> _Exercise_
Reproduce all entries precisely as they are written.

> _Records to use_
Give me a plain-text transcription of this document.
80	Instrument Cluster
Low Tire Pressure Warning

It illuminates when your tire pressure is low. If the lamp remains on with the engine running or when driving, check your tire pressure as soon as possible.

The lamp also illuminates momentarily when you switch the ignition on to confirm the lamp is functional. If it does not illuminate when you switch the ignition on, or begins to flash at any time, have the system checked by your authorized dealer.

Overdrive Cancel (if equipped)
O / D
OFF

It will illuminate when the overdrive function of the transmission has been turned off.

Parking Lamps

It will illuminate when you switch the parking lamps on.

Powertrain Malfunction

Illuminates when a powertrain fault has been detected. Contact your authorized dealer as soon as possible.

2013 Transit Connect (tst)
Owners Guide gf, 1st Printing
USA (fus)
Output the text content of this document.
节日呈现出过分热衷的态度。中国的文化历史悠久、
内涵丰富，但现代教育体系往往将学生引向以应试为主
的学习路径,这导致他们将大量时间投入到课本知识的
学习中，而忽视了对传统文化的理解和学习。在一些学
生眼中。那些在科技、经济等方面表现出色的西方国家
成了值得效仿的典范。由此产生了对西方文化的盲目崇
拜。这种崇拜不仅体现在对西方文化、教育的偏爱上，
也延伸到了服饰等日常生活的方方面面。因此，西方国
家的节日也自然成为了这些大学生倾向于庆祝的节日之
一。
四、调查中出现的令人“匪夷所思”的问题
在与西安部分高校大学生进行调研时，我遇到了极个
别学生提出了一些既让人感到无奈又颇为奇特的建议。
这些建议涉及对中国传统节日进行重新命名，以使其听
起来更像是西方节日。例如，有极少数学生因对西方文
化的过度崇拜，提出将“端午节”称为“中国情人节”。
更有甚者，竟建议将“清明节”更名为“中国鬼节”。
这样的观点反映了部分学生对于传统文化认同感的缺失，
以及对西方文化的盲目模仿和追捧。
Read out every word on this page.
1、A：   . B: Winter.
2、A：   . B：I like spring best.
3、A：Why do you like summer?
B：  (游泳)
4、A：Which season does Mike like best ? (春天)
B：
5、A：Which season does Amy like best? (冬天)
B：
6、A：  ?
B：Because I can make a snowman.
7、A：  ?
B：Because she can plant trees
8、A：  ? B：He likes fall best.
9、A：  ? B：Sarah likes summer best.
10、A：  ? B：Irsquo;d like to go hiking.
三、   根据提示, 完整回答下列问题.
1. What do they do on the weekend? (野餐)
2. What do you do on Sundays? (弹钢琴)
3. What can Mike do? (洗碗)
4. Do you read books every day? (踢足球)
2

> _Finished task_
Give me a plain-text transcription of this document.
80	Instrument Cluster
Low Tire Pressure Warning

It illuminates when your tire pressure is low. If the lamp remains on with the engine running or when driving, check your tire pressure as soon as possible.

The lamp also illuminates momentarily when you switch the ignition on to confirm the lamp is functional. If it does not illuminate when you switch the ignition on, or begins to flash at any time, have the system checked by your authorized dealer.

Overdrive Cancel (if equipped)
O / D
OFF

It will illuminate when the overdrive function of the transmission has been turned off.

Parking Lamps

It will illuminate when you switch the parking lamps on.

Powertrain Malfunction

Illuminates when a powertrain fault has been detected. Contact your authorized dealer as soon as possible.

2013 Transit Connect (tst)
Owners Guide gf, 1st Printing
USA (fus)
Output the text content of this document.
节日呈现出过分热衷的态度。中国的文化历史悠久、
内涵丰富，但现代教育体系往往将学生引向以应试为主
的学习路径,这导致他们将大量时间投入到课本知识的
学习中，而忽视了对传统文化的理解和学习。在一些学
生眼中。那些在科技、经济等方面表现出色的西方国家
成了值得效仿的典范。由此产生了对西方文化的盲目崇
拜。这种崇拜不仅体现在对西方文化、教育的偏爱上，
也延伸到了服饰等日常生活的方方面面。因此，西方国
家的节日也自然成为了这些大学生倾向于庆祝的节日之
一。
四、调查中出现的令人“匪夷所思”的问题
在与西安部分高校大学生进行调研时，我遇到了极个
别学生提出了一些既让人感到无奈又颇为奇特的建议。
这些建议涉及对中国传统节日进行重新命名，以使其听
起来更像是西方节日。例如，有极少数学生因对西方文
化的过度崇拜，提出将“端午节”称为“中国情人节”。
更有甚者，竟建议将“清明节”更名为“中国鬼节”。
这样的观点反映了部分学生对于传统文化认同感的缺失，
以及对西方文化的盲目模仿和追捧。
Read out every word on this page.
1、A：   . B: Winter.
2、A：   . B：I like spring best.
3、A：Why do you like summer?
B：  (游泳)
4、A：Which season does Mike like best ? (春天)
B：
5、A：Which season does Amy like best? (冬天)
B：
6、A：  ?
B：Because I can make a snowman.
7、A：  ?
B：Because she can plant trees
8、A：  ? B：He likes fall best.
9、A：  ? B：Sarah likes summer best.
10、A：  ? B：Irsquo;d like to go hiking.
三、   根据提示, 完整回答下列问题.
1. What do they do on the weekend? (野餐)
2. What do you do on Sundays? (弹钢琴)
3. What can Mike do? (洗碗)
4. Do you read books every day? (踢足球)
2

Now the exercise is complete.